- [Stored records]:
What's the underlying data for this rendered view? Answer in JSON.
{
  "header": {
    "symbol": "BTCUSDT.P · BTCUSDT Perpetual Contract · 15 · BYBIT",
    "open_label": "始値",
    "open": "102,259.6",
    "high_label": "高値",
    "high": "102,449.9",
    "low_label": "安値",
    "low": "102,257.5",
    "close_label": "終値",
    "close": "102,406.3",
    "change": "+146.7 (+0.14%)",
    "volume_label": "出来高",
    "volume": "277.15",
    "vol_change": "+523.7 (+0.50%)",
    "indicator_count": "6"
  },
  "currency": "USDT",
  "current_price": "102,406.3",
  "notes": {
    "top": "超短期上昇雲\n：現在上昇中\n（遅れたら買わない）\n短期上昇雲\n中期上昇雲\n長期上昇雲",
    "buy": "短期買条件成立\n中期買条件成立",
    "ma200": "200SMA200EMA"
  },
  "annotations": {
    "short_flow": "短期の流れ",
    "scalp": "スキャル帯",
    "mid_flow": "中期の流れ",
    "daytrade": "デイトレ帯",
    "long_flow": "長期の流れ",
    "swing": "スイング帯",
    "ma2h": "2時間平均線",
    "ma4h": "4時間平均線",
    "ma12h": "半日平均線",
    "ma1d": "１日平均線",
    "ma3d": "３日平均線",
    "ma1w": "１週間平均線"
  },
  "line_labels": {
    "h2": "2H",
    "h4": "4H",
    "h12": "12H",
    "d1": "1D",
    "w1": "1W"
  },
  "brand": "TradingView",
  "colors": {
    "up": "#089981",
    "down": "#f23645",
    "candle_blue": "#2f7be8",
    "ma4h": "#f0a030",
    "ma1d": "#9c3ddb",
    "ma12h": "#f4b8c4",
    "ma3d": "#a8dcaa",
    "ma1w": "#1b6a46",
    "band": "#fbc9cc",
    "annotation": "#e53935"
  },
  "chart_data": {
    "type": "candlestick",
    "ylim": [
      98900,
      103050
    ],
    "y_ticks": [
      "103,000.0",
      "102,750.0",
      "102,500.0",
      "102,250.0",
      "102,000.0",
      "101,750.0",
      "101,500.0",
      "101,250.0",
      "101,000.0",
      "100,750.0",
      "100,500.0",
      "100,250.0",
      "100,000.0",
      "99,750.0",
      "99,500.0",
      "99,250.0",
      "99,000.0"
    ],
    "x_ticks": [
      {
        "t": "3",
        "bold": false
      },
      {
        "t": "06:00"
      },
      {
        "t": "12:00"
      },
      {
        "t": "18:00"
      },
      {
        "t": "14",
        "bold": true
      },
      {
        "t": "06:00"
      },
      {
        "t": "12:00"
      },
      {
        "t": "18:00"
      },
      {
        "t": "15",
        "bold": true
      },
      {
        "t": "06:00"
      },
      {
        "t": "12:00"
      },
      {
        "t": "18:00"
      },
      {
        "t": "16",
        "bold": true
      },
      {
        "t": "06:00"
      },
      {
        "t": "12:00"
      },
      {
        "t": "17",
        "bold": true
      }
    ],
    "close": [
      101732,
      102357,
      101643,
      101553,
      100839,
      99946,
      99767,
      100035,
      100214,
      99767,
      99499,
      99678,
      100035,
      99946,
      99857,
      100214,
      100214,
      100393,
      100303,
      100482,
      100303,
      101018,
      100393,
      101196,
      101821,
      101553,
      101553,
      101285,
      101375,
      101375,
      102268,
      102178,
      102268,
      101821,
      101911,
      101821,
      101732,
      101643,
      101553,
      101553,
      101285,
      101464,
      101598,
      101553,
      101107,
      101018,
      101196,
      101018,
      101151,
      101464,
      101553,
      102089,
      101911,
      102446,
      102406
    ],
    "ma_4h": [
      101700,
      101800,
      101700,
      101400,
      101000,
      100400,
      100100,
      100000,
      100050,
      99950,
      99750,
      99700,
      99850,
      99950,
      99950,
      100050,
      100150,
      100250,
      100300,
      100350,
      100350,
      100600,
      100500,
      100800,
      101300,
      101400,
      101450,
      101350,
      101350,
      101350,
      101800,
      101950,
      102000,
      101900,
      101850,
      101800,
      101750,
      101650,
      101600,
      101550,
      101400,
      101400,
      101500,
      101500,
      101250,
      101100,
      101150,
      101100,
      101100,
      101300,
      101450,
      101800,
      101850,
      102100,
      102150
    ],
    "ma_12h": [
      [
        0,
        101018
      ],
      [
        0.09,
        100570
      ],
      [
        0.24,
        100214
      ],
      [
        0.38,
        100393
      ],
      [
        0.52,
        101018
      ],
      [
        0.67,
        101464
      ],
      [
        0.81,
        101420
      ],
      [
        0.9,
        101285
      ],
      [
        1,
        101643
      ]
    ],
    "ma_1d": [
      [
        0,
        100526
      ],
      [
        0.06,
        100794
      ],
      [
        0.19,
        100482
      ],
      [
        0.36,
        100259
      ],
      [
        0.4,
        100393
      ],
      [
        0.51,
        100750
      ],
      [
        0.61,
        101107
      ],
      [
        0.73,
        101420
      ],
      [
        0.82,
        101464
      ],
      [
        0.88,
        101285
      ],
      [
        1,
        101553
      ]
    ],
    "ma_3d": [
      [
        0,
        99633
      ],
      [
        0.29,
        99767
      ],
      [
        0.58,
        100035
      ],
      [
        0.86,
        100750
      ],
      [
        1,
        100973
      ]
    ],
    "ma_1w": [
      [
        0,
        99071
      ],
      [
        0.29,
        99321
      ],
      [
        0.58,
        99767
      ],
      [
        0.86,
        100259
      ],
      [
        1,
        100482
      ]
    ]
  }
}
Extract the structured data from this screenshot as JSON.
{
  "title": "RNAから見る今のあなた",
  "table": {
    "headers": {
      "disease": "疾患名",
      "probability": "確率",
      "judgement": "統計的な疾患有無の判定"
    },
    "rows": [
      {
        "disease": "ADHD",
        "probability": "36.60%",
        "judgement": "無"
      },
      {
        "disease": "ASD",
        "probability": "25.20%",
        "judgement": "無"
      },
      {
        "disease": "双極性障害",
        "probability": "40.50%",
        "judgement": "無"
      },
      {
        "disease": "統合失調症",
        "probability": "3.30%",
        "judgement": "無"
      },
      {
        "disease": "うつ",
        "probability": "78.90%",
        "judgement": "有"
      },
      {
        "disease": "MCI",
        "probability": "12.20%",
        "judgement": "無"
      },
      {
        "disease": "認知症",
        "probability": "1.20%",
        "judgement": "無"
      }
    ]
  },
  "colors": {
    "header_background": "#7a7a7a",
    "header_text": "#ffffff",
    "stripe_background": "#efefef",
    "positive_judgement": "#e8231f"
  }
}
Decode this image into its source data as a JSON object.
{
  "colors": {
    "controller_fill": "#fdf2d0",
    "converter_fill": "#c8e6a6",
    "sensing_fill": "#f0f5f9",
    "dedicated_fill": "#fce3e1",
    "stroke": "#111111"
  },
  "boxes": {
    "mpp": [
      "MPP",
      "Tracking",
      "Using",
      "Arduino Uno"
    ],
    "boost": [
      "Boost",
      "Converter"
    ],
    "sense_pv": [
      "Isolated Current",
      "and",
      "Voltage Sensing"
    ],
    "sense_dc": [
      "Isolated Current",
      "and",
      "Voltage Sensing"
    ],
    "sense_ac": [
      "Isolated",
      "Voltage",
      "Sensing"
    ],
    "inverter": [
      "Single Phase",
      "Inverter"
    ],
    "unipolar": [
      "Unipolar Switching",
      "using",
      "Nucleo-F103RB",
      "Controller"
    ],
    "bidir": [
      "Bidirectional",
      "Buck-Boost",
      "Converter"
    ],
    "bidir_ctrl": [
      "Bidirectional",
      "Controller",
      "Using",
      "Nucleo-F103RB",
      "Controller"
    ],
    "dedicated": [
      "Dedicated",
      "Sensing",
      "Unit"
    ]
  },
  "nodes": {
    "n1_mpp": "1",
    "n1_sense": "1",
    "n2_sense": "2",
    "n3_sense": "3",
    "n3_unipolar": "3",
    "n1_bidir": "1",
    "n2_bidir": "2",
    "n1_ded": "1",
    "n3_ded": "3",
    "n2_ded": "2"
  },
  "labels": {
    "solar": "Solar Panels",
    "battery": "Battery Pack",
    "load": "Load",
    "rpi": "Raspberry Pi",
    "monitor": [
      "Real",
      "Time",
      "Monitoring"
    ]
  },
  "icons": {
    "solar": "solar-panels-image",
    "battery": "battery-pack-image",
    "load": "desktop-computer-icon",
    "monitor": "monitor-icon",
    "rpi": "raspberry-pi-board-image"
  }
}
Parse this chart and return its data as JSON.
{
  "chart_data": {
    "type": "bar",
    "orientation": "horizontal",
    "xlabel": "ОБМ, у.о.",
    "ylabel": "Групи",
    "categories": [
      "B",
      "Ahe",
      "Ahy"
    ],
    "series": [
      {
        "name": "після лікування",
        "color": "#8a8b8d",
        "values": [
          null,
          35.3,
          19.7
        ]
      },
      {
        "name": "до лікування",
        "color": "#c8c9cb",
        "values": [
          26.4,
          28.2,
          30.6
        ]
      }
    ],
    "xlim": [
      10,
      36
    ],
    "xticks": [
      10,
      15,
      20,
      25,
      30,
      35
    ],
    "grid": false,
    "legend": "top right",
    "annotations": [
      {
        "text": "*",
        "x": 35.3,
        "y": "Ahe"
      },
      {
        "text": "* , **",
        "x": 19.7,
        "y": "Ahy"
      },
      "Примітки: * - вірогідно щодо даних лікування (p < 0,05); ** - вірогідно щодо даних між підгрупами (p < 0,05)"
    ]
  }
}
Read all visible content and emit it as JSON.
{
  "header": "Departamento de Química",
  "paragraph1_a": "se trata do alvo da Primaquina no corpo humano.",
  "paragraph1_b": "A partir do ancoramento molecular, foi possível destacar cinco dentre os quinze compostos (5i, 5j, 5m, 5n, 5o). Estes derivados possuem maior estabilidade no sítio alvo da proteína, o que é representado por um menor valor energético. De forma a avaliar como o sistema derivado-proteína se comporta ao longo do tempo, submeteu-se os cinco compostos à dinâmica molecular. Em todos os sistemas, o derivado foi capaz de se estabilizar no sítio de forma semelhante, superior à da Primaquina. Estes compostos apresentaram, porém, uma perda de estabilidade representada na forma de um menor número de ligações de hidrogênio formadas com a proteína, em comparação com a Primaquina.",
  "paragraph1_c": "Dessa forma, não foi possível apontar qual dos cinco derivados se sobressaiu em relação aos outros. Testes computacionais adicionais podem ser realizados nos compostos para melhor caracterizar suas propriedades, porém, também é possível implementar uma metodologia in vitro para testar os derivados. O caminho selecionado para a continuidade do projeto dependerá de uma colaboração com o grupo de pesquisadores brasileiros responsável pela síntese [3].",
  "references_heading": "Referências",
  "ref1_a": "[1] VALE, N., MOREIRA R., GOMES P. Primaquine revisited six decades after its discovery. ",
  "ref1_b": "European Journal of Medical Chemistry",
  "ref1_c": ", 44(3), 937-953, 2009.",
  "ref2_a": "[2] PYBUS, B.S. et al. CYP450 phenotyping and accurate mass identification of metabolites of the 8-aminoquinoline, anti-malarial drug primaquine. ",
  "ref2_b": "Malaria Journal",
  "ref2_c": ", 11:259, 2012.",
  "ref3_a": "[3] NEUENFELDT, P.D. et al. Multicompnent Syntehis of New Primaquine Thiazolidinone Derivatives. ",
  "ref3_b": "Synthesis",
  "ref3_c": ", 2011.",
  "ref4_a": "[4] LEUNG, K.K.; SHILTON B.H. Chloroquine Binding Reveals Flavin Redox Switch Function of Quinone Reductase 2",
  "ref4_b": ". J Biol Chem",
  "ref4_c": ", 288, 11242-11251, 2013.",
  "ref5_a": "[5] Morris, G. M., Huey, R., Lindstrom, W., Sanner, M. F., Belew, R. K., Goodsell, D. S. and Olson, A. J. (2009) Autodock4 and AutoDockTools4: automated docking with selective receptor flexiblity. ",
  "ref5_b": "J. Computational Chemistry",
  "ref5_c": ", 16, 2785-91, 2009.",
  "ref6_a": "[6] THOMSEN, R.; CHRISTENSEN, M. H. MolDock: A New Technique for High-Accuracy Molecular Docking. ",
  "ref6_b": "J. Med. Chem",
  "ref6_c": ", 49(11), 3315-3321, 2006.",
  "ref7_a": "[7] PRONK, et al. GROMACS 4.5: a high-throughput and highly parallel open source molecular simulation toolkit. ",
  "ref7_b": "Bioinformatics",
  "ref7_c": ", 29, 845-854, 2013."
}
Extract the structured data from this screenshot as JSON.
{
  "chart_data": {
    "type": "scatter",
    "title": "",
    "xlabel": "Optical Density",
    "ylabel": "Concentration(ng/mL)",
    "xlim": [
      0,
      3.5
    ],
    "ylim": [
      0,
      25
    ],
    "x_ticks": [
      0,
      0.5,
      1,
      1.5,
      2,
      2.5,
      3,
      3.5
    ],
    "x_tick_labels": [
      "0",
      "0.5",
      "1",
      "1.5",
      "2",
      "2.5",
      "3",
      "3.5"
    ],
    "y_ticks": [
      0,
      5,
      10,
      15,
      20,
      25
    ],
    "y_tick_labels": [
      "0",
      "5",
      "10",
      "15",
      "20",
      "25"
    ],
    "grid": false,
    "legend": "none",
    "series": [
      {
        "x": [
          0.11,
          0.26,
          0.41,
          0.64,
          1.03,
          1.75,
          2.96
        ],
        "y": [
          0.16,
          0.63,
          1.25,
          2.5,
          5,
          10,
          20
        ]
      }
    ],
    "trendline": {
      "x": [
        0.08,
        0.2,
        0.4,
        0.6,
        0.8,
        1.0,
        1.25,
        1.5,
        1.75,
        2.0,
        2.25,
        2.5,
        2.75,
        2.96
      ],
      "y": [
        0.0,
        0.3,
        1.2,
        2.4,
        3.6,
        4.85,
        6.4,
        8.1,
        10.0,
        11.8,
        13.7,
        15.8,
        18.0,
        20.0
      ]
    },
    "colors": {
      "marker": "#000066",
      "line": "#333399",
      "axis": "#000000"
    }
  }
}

- [Do this]:
Which lines of the data include "ylabel"? Copy each of them.

- [Response below]:
    "ylabel": "Групи",
    "ylabel": "Concentration(ng/mL)",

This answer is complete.